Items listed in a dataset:
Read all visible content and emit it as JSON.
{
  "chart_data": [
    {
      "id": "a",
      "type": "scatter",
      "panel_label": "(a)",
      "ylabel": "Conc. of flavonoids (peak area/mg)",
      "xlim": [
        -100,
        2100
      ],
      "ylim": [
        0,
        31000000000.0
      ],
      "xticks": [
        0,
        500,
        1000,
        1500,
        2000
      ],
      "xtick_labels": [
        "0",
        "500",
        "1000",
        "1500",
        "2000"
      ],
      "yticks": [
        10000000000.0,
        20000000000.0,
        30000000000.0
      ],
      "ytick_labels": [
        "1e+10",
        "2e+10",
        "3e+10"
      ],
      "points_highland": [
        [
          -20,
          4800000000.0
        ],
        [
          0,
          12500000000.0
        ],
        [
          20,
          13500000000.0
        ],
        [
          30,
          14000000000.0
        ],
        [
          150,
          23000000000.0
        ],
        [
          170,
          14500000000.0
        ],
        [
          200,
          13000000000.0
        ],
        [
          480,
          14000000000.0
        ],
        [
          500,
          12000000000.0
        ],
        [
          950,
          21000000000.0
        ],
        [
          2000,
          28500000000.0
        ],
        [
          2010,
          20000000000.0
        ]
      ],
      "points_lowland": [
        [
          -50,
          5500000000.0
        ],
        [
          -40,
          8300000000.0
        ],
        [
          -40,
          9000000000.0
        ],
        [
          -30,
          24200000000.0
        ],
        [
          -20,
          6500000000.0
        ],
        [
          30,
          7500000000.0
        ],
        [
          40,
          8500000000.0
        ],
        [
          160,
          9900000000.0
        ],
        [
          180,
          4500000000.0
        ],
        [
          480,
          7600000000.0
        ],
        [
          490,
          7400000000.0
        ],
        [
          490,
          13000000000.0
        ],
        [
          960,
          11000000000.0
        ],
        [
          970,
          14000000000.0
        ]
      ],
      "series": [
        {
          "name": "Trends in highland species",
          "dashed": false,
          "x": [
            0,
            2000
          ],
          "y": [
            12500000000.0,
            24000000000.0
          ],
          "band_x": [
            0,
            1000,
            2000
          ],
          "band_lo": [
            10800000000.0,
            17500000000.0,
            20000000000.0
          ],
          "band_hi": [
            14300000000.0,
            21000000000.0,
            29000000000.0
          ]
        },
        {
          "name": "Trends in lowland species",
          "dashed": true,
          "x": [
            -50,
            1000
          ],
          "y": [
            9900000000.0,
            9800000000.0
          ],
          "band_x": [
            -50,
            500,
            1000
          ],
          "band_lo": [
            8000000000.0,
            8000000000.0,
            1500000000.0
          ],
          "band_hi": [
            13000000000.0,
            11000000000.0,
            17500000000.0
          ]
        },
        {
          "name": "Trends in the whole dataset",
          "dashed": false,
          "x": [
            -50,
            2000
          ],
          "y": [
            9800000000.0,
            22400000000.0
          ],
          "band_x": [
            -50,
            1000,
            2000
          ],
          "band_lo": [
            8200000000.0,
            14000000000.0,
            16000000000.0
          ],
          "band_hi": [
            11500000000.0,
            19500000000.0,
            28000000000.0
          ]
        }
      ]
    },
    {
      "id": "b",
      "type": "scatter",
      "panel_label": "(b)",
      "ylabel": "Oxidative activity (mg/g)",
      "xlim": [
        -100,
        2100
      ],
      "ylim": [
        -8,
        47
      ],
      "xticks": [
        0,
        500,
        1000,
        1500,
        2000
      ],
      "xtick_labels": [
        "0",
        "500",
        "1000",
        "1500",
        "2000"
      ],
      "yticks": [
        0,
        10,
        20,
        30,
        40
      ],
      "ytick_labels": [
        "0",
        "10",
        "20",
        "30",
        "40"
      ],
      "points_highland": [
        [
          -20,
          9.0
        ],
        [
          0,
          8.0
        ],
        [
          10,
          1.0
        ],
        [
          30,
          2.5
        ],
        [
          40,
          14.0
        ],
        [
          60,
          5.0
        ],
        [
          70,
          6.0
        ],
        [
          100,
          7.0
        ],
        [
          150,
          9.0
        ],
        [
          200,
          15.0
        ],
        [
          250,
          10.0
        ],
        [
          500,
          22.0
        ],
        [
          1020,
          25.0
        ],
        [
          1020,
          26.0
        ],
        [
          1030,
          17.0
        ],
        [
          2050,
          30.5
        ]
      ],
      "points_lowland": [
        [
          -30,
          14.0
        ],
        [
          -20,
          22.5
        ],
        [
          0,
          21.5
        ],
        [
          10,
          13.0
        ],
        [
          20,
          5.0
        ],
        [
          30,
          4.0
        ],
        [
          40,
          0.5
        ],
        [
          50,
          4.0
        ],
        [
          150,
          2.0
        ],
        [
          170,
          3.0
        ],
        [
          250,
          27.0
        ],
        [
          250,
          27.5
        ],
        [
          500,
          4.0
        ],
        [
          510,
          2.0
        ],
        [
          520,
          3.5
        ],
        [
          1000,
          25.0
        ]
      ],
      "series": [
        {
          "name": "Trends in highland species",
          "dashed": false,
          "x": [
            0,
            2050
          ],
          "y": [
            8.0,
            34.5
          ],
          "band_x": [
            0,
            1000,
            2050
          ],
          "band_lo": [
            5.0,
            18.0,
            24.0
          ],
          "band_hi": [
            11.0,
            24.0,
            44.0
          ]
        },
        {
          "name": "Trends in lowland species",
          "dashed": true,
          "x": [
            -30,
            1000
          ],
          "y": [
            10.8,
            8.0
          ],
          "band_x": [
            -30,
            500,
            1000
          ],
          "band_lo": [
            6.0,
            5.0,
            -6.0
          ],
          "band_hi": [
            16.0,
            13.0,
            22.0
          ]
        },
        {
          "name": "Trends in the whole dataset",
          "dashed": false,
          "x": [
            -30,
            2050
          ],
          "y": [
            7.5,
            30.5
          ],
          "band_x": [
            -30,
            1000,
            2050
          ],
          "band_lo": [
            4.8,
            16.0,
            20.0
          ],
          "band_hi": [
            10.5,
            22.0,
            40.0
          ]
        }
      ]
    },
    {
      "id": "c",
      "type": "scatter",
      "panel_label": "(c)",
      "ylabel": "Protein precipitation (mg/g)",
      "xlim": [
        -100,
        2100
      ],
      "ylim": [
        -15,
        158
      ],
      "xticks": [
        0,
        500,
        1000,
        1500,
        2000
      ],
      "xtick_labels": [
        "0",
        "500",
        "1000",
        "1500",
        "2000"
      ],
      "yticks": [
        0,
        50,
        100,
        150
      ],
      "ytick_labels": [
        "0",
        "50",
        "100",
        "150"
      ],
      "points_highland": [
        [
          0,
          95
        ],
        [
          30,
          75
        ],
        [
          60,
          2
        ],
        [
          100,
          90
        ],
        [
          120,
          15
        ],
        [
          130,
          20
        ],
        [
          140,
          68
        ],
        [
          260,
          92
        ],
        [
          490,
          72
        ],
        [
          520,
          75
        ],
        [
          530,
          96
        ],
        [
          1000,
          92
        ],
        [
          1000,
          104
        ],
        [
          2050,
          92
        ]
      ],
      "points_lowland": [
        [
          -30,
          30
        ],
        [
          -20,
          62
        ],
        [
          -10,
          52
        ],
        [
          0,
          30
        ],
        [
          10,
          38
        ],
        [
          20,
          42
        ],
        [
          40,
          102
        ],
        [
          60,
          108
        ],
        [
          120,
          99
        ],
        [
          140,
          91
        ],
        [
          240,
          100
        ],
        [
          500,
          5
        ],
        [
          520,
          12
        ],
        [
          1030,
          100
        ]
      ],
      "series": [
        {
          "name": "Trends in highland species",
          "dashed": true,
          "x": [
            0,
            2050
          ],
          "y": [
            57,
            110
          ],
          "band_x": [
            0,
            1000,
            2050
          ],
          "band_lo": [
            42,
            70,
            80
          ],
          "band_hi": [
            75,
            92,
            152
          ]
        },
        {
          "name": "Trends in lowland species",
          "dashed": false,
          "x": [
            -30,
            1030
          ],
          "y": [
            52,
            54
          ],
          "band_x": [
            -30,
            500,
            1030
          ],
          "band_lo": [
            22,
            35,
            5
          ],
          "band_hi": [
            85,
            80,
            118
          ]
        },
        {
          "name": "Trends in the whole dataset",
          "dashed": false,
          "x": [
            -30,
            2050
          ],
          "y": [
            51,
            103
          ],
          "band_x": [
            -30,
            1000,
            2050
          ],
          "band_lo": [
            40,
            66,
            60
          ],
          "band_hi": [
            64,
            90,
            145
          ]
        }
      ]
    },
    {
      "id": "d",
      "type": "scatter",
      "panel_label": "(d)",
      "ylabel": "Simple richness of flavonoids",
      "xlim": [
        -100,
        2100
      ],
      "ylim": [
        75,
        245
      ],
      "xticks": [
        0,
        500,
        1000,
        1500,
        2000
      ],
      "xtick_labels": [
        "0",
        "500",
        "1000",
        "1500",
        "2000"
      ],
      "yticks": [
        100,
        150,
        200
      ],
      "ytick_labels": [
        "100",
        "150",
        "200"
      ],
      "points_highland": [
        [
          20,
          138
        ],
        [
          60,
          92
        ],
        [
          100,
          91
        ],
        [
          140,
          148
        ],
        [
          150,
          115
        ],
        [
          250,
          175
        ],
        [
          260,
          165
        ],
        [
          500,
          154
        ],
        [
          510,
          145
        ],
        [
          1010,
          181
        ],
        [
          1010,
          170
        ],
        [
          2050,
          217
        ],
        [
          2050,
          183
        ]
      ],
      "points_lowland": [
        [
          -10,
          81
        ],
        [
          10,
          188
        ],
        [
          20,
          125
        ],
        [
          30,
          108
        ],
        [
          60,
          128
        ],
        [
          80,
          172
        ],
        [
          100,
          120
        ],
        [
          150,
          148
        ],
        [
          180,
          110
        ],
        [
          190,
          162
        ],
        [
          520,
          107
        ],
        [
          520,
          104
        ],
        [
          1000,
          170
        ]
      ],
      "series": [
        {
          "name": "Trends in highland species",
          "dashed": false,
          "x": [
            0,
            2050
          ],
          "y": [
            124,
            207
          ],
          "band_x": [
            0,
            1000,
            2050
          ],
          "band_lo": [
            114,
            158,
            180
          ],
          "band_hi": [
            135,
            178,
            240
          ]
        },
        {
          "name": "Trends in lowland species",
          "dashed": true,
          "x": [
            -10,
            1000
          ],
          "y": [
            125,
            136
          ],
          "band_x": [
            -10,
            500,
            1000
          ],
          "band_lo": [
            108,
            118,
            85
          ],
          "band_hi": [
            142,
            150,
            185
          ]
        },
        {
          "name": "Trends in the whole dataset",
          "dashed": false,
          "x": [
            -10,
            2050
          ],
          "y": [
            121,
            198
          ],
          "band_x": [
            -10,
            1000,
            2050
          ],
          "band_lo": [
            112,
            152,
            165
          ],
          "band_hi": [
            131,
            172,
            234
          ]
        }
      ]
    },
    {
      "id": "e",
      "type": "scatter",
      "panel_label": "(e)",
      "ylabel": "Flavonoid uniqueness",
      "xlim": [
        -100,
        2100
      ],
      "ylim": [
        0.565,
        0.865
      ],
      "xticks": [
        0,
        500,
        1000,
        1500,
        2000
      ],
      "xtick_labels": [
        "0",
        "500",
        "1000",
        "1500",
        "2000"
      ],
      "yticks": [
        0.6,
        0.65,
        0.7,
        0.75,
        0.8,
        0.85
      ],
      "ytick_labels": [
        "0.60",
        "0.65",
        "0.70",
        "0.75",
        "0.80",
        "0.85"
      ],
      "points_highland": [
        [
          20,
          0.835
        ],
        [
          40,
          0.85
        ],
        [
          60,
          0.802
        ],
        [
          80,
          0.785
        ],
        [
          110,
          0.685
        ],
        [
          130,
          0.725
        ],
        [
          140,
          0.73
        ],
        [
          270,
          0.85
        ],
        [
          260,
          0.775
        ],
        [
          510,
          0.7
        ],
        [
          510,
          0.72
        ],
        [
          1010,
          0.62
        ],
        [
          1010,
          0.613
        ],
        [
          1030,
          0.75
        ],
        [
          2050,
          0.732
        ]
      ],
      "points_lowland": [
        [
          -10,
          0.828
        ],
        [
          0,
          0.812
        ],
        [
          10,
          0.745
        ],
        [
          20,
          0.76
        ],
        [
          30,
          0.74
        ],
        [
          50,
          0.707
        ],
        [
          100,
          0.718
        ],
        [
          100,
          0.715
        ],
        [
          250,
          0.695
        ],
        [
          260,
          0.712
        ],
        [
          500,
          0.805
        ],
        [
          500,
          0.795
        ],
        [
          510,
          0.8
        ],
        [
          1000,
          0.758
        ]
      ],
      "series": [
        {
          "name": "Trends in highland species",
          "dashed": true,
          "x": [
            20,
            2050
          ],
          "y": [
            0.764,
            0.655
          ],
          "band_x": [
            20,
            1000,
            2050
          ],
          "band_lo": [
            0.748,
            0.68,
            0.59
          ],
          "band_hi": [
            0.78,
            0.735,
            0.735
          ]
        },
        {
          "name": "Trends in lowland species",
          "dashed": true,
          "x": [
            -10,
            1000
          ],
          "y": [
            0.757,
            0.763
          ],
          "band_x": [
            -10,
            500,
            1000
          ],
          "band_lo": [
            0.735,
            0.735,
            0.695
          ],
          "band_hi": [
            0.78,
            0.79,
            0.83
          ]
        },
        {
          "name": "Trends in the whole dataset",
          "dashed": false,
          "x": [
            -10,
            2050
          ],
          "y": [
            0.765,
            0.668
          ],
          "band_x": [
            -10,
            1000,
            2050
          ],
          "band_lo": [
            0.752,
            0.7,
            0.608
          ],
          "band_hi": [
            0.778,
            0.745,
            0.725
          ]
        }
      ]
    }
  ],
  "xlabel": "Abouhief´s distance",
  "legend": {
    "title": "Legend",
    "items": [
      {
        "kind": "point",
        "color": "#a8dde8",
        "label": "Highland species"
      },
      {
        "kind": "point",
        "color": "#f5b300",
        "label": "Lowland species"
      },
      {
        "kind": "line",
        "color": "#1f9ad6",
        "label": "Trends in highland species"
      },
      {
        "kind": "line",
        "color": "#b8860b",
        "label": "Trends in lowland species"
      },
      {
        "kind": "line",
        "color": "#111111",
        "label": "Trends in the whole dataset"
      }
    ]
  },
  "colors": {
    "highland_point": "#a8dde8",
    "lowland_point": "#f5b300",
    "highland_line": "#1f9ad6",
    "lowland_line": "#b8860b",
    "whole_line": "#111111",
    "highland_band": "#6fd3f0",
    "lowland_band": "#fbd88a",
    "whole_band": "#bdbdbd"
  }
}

- **What you have to do**: Wherever "ylabel" appears in a line of the entries, copy that line.

- **Response to this exercise**:
      "ylabel": "Conc. of flavonoids (peak area/mg)",
      "ylabel": "Oxidative activity (mg/g)",
      "ylabel": "Protein precipitation (mg/g)",
      "ylabel": "Simple richness of flavonoids",
      "ylabel": "Flavonoid uniqueness",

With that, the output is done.